[START OF ENTRIES SHOWN]

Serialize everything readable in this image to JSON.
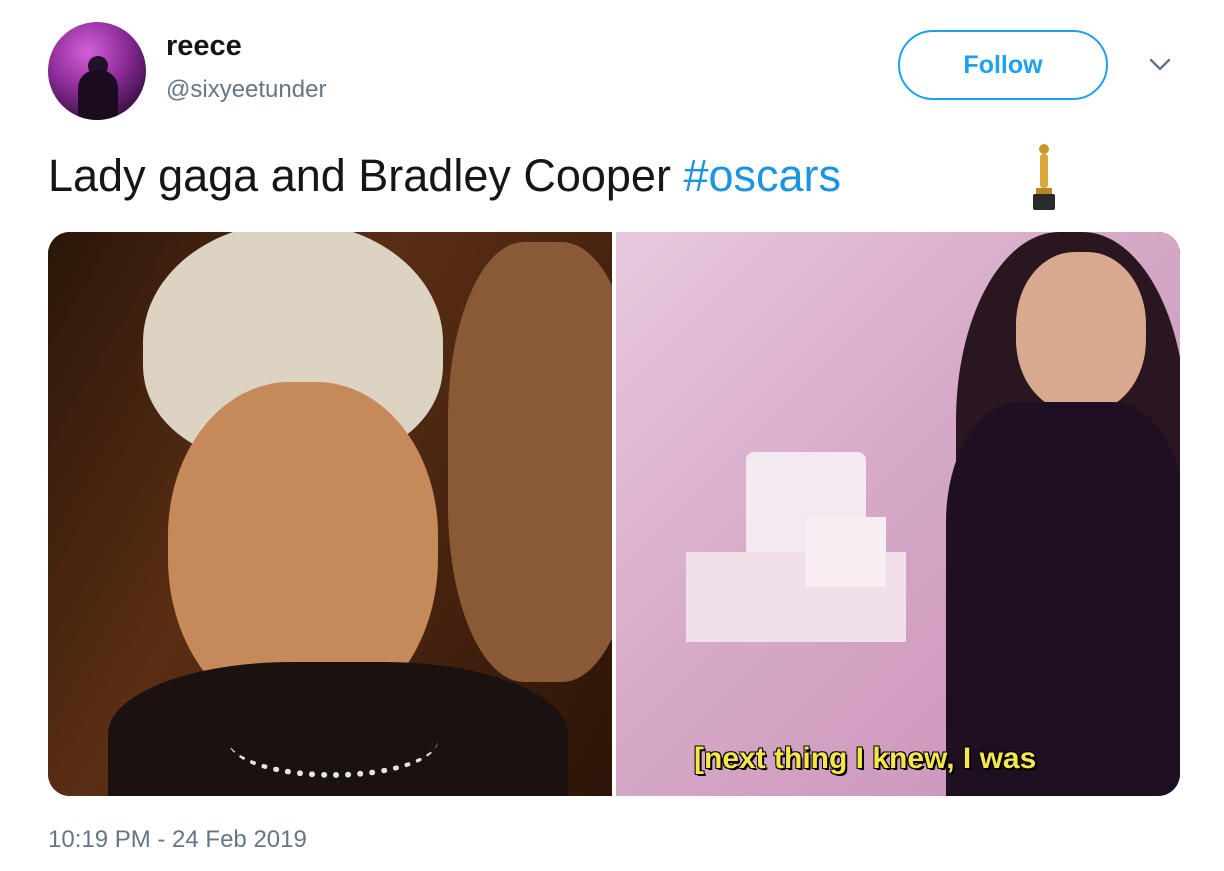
{
  "user": {
    "name": "reece",
    "handle": "@sixyeetunder"
  },
  "follow_label": "Follow",
  "tweet": {
    "text": "Lady gaga and Bradley Cooper ",
    "hashtag": "#oscars",
    "emoji_icon": "oscar-statuette-icon"
  },
  "media": {
    "right_caption": "[next thing I knew, I was"
  },
  "timestamp": "10:19 PM - 24 Feb 2019",
  "colors": {
    "accent": "#1da1f2",
    "hashtag": "#1b95e0",
    "secondary_text": "#657786",
    "caption": "#f5e64a"
  }
}
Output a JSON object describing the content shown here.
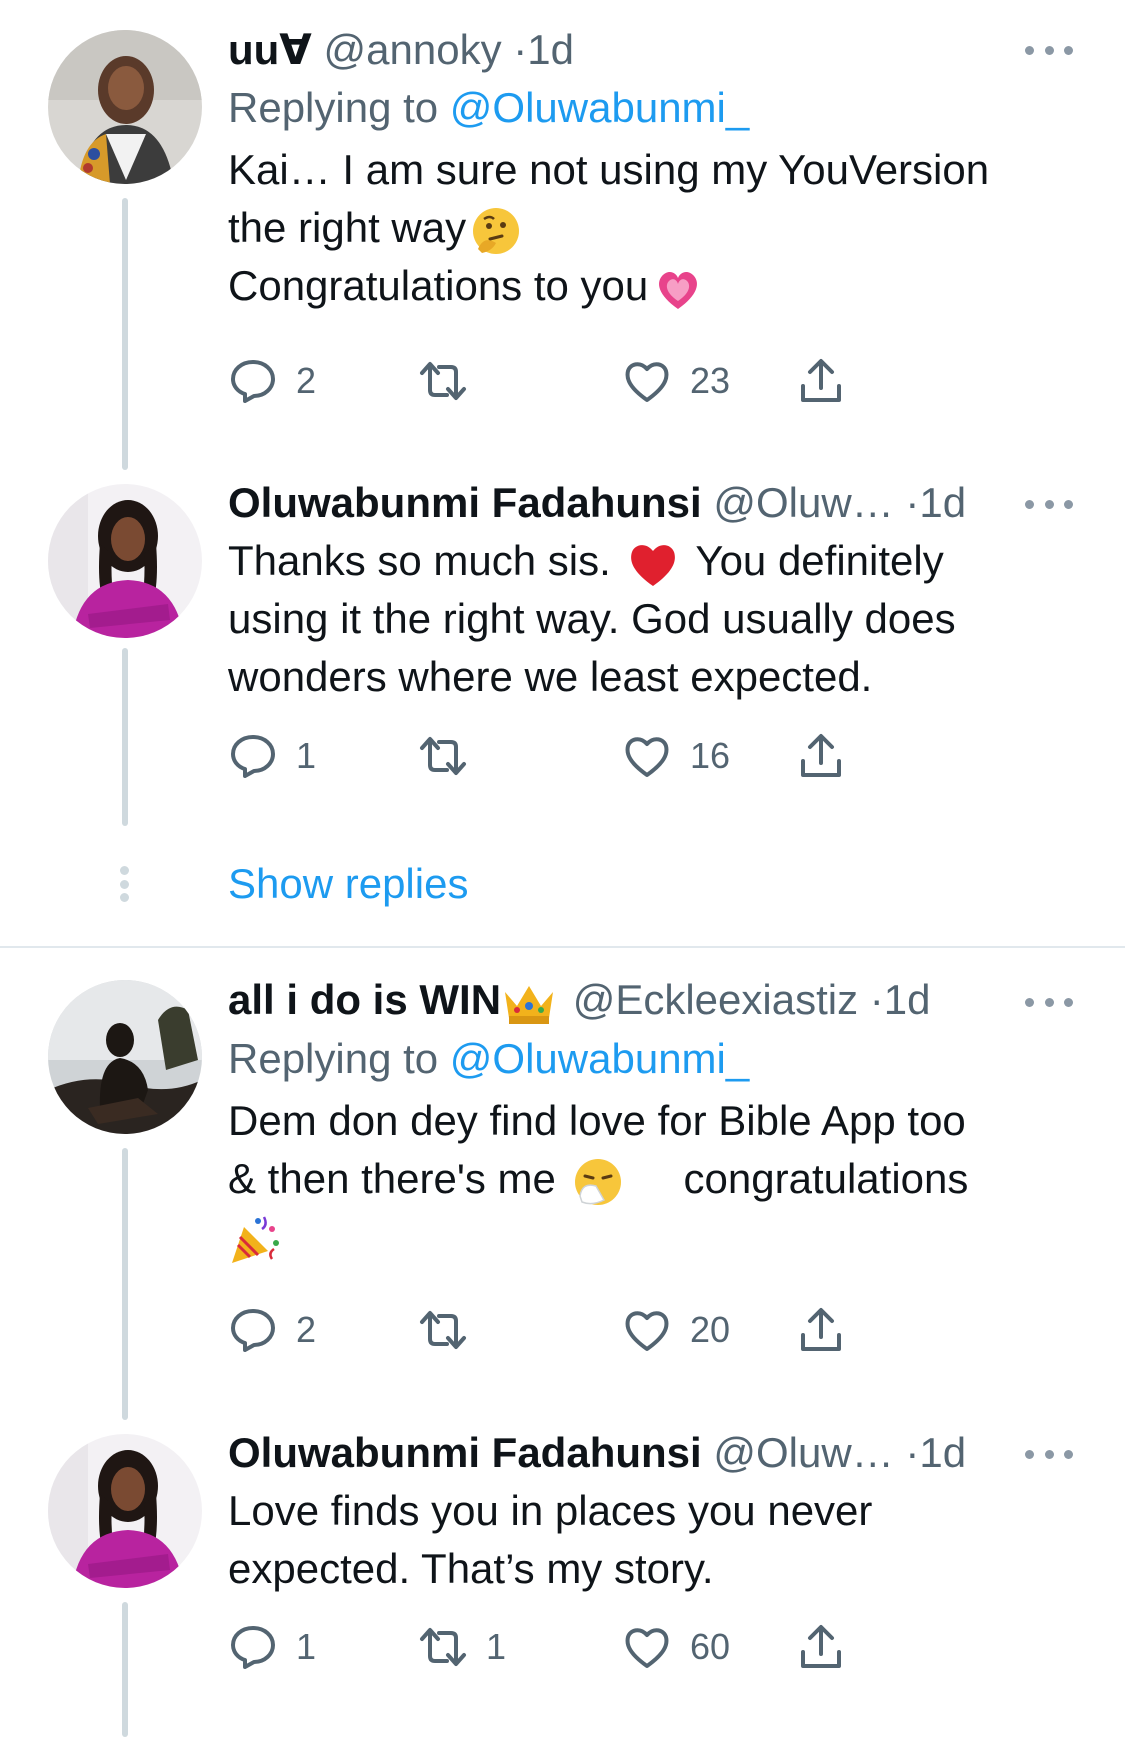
{
  "tweets": [
    {
      "name": "uu∀",
      "handle": "@annoky",
      "dot": "·",
      "time": "1d",
      "replying_prefix": "Replying to ",
      "replying_to": "@Oluwabunmi_",
      "lines": [
        "Kai… I am sure not using my YouVersion",
        "the right way",
        "Congratulations to you"
      ],
      "replies": "2",
      "retweets": "",
      "likes": "23"
    },
    {
      "name": "Oluwabunmi Fadahunsi",
      "handle": "@Oluw…",
      "dot": "·",
      "time": "1d",
      "lines": [
        "Thanks so much sis.",
        "You definitely",
        "using it the right way. God usually does",
        "wonders where we least expected."
      ],
      "replies": "1",
      "retweets": "",
      "likes": "16"
    },
    {
      "name": "all i do is WIN",
      "handle": "@Eckleexiastiz",
      "dot": "·",
      "time": "1d",
      "replying_prefix": "Replying to ",
      "replying_to": "@Oluwabunmi_",
      "lines": [
        "Dem don dey find love for Bible App too",
        "& then there's me",
        "congratulations"
      ],
      "replies": "2",
      "retweets": "",
      "likes": "20"
    },
    {
      "name": "Oluwabunmi Fadahunsi",
      "handle": "@Oluw…",
      "dot": "·",
      "time": "1d",
      "lines": [
        "Love finds you in places you never",
        "expected. That’s my story."
      ],
      "replies": "1",
      "retweets": "1",
      "likes": "60"
    }
  ],
  "show_replies": "Show replies",
  "colors": {
    "accent": "#1d9bf0",
    "secondary_text": "#536471",
    "primary_text": "#0f1419",
    "thread_line": "#cfd9de"
  },
  "icons": [
    "reply-icon",
    "retweet-icon",
    "like-icon",
    "share-icon",
    "more-icon"
  ]
}
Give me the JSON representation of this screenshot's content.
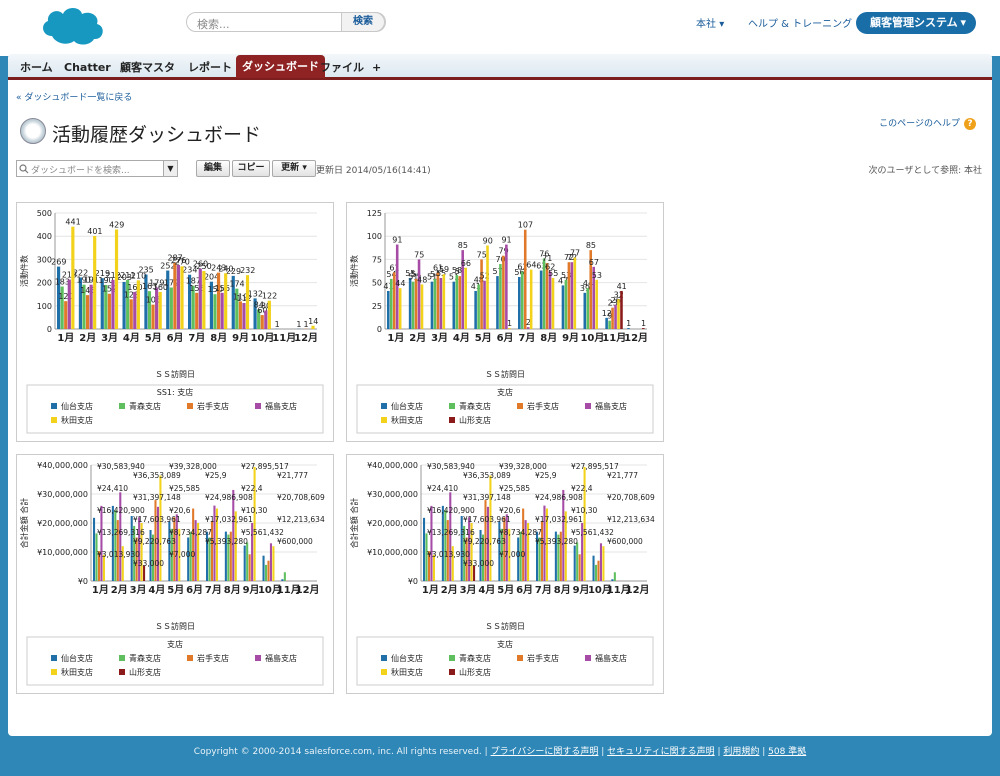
{
  "header": {
    "search_placeholder": "検索...",
    "search_button": "検索",
    "org_menu": "本社",
    "help_link": "ヘルプ & トレーニング",
    "app_switcher": "顧客管理システム"
  },
  "tabs": [
    {
      "label": "ホーム"
    },
    {
      "label": "Chatter"
    },
    {
      "label": "顧客マスタ"
    },
    {
      "label": "レポート"
    },
    {
      "label": "ダッシュボード",
      "active": true
    },
    {
      "label": "ファイル"
    },
    {
      "label": "+"
    }
  ],
  "page": {
    "back_link": "« ダッシュボード一覧に戻る",
    "title": "活動履歴ダッシュボード",
    "help_link": "このページのヘルプ",
    "dash_search_placeholder": "ダッシュボードを検索...",
    "edit_button": "編集",
    "copy_button": "コピー",
    "refresh_button": "更新",
    "updated_text": "更新日 2014/05/16(14:41)",
    "view_as": "次のユーザとして参照: 本社"
  },
  "footer": {
    "copyright": "Copyright © 2000-2014 salesforce.com, inc. All rights reserved.",
    "links": [
      "プライバシーに関する声明",
      "セキュリティに関する声明",
      "利用規約",
      "508 準拠"
    ]
  },
  "colors": {
    "accent": "#8f2323",
    "tab_bar": "#dce8f0",
    "page_bg": "#2f87b7"
  },
  "chart_data": [
    {
      "type": "bar",
      "categories": [
        "1月",
        "2月",
        "3月",
        "4月",
        "5月",
        "6月",
        "7月",
        "8月",
        "9月",
        "10月",
        "11月",
        "12月"
      ],
      "ylabel": "活動件数",
      "xlabel": "ＳＳ訪問日",
      "ylim": [
        0,
        500
      ],
      "yticks": [
        "0",
        "100",
        "200",
        "300",
        "400",
        "500"
      ],
      "legend_title": "SS1: 支店",
      "series": [
        {
          "name": "仙台支店",
          "color": "#1f6fa8",
          "values": [
            269,
            222,
            219,
            203,
            235,
            252,
            234,
            204,
            229,
            132,
            1,
            1
          ]
        },
        {
          "name": "青森支店",
          "color": "#5fbf5f",
          "values": [
            183,
            191,
            190,
            211,
            163,
            179,
            187,
            150,
            174,
            84,
            0,
            0
          ]
        },
        {
          "name": "岩手支店",
          "color": "#e07a2a",
          "values": [
            120,
            146,
            152,
            128,
            105,
            287,
            156,
            243,
            119,
            60,
            0,
            1
          ]
        },
        {
          "name": "福島支店",
          "color": "#a64ca6",
          "values": [
            213,
            191,
            212,
            160,
            179,
            276,
            260,
            156,
            112,
            80,
            0,
            0
          ]
        },
        {
          "name": "秋田支店",
          "color": "#f2d21a",
          "values": [
            441,
            401,
            429,
            210,
            160,
            270,
            250,
            240,
            232,
            122,
            0,
            14
          ]
        }
      ]
    },
    {
      "type": "bar",
      "categories": [
        "1月",
        "2月",
        "3月",
        "4月",
        "5月",
        "6月",
        "7月",
        "8月",
        "9月",
        "10月",
        "11月",
        "12月"
      ],
      "ylabel": "活動件数",
      "xlabel": "ＳＳ訪問日",
      "ylim": [
        0,
        125
      ],
      "yticks": [
        "0",
        "25",
        "50",
        "75",
        "100",
        "125"
      ],
      "legend_title": "支店",
      "series": [
        {
          "name": "仙台支店",
          "color": "#1f6fa8",
          "values": [
            41,
            55,
            51,
            51,
            41,
            57,
            56,
            63,
            47,
            39,
            12,
            1
          ]
        },
        {
          "name": "青森支店",
          "color": "#5fbf5f",
          "values": [
            54,
            51,
            54,
            58,
            48,
            70,
            62,
            76,
            53,
            44,
            9,
            0
          ]
        },
        {
          "name": "岩手支店",
          "color": "#e07a2a",
          "values": [
            61,
            54,
            61,
            57,
            75,
            79,
            107,
            71,
            72,
            85,
            23,
            0
          ]
        },
        {
          "name": "福島支店",
          "color": "#a64ca6",
          "values": [
            91,
            75,
            55,
            85,
            52,
            91,
            2,
            62,
            72,
            67,
            26,
            0
          ]
        },
        {
          "name": "秋田支店",
          "color": "#f2d21a",
          "values": [
            44,
            48,
            59,
            66,
            90,
            1,
            64,
            55,
            77,
            53,
            32,
            0
          ]
        },
        {
          "name": "山形支店",
          "color": "#8b1a1a",
          "values": [
            0,
            0,
            0,
            0,
            0,
            0,
            0,
            0,
            0,
            0,
            41,
            1
          ]
        }
      ]
    },
    {
      "type": "bar",
      "categories": [
        "1月",
        "2月",
        "3月",
        "4月",
        "5月",
        "6月",
        "7月",
        "8月",
        "9月",
        "10月",
        "11月",
        "12月"
      ],
      "ylabel": "合計金額 合計",
      "xlabel": "ＳＳ訪問日",
      "ylim": [
        0,
        40000000
      ],
      "yticks": [
        "¥0",
        "¥10,000,000",
        "¥20,000,000",
        "¥30,000,000",
        "¥40,000,000"
      ],
      "legend_title": "支店",
      "labels": [
        "¥30,583,940",
        "¥36,353,089",
        "¥39,328,000",
        "¥25,9",
        "¥27,895,517",
        "¥21,777",
        "¥24,410",
        "¥31,397,148",
        "¥25,585",
        "¥24,986,908",
        "¥22,4",
        "¥20,708,609",
        "¥16,420,900",
        "¥17,603,961",
        "¥20,6",
        "¥17,032,961",
        "¥10,30",
        "¥12,213,634",
        "¥13,269,316",
        "¥9,220,763",
        "¥8,734,287",
        "¥5,393,280",
        "¥5,561,432",
        "¥600,000",
        "¥3,013,930",
        "¥33,000",
        "¥7,000"
      ],
      "series": [
        {
          "name": "仙台支店",
          "color": "#1f6fa8",
          "values": [
            21777000,
            25900000,
            22400000,
            17600000,
            20600000,
            15000000,
            17000000,
            17032961,
            12213634,
            8734287,
            600000,
            0
          ]
        },
        {
          "name": "青森支店",
          "color": "#5fbf5f",
          "values": [
            16420900,
            24410000,
            19000000,
            16000000,
            18000000,
            17000000,
            15000000,
            16000000,
            13269316,
            5561432,
            3013930,
            0
          ]
        },
        {
          "name": "岩手支店",
          "color": "#e07a2a",
          "values": [
            10300000,
            21000000,
            15000000,
            27895517,
            22000000,
            24986908,
            20708609,
            17000000,
            9220763,
            7000000,
            100000,
            0
          ]
        },
        {
          "name": "福島支店",
          "color": "#a64ca6",
          "values": [
            25900000,
            30583940,
            22000000,
            25585000,
            23000000,
            21000000,
            26000000,
            31397148,
            20000000,
            13000000,
            33000,
            0
          ]
        },
        {
          "name": "秋田支店",
          "color": "#f2d21a",
          "values": [
            9000000,
            12000000,
            20000000,
            36353089,
            18000000,
            20000000,
            25000000,
            24000000,
            39328000,
            12000000,
            7000,
            0
          ]
        },
        {
          "name": "山形支店",
          "color": "#8b1a1a",
          "values": [
            0,
            0,
            5393280,
            0,
            0,
            0,
            0,
            0,
            0,
            0,
            0,
            0
          ]
        }
      ]
    },
    {
      "type": "bar",
      "categories": [
        "1月",
        "2月",
        "3月",
        "4月",
        "5月",
        "6月",
        "7月",
        "8月",
        "9月",
        "10月",
        "11月",
        "12月"
      ],
      "ylabel": "合計金額 合計",
      "xlabel": "ＳＳ訪問日",
      "ylim": [
        0,
        40000000
      ],
      "yticks": [
        "¥0",
        "¥10,000,000",
        "¥20,000,000",
        "¥30,000,000",
        "¥40,000,000"
      ],
      "legend_title": "支店",
      "labels": [
        "¥30,583,940",
        "¥36,353,089",
        "¥39,328,000",
        "¥25,9",
        "¥27,895,517",
        "¥21,777",
        "¥24,410",
        "¥31,397,148",
        "¥25,585",
        "¥24,986,908",
        "¥22,4",
        "¥20,708,609",
        "¥16,420,900",
        "¥17,603,961",
        "¥20,6",
        "¥17,032,961",
        "¥10,30",
        "¥12,213,634",
        "¥13,269,316",
        "¥9,220,763",
        "¥8,734,287",
        "¥5,393,280",
        "¥5,561,432",
        "¥600,000",
        "¥3,013,930",
        "¥33,000",
        "¥7,000"
      ],
      "series": [
        {
          "name": "仙台支店",
          "color": "#1f6fa8",
          "values": [
            21777000,
            25900000,
            22400000,
            17600000,
            20600000,
            15000000,
            17000000,
            17032961,
            12213634,
            8734287,
            600000,
            0
          ]
        },
        {
          "name": "青森支店",
          "color": "#5fbf5f",
          "values": [
            16420900,
            24410000,
            19000000,
            16000000,
            18000000,
            17000000,
            15000000,
            16000000,
            13269316,
            5561432,
            3013930,
            0
          ]
        },
        {
          "name": "岩手支店",
          "color": "#e07a2a",
          "values": [
            10300000,
            21000000,
            15000000,
            27895517,
            22000000,
            24986908,
            20708609,
            17000000,
            9220763,
            7000000,
            100000,
            0
          ]
        },
        {
          "name": "福島支店",
          "color": "#a64ca6",
          "values": [
            25900000,
            30583940,
            22000000,
            25585000,
            23000000,
            21000000,
            26000000,
            31397148,
            20000000,
            13000000,
            33000,
            0
          ]
        },
        {
          "name": "秋田支店",
          "color": "#f2d21a",
          "values": [
            9000000,
            12000000,
            20000000,
            36353089,
            18000000,
            20000000,
            25000000,
            24000000,
            39328000,
            12000000,
            7000,
            0
          ]
        },
        {
          "name": "山形支店",
          "color": "#8b1a1a",
          "values": [
            0,
            0,
            5393280,
            0,
            0,
            0,
            0,
            0,
            0,
            0,
            0,
            0
          ]
        }
      ]
    }
  ]
}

[END OF ENTRIES SHOWN]

#### WRITTEN EXERCISE
Scan the lines for the string "JSON". Pick out every line that has it.

#### TASK RESPONSE
Serialize everything readable in this image to JSON.
Output a JSON object describing the content shown here.
Give me the JSON representation of this screenshot's content.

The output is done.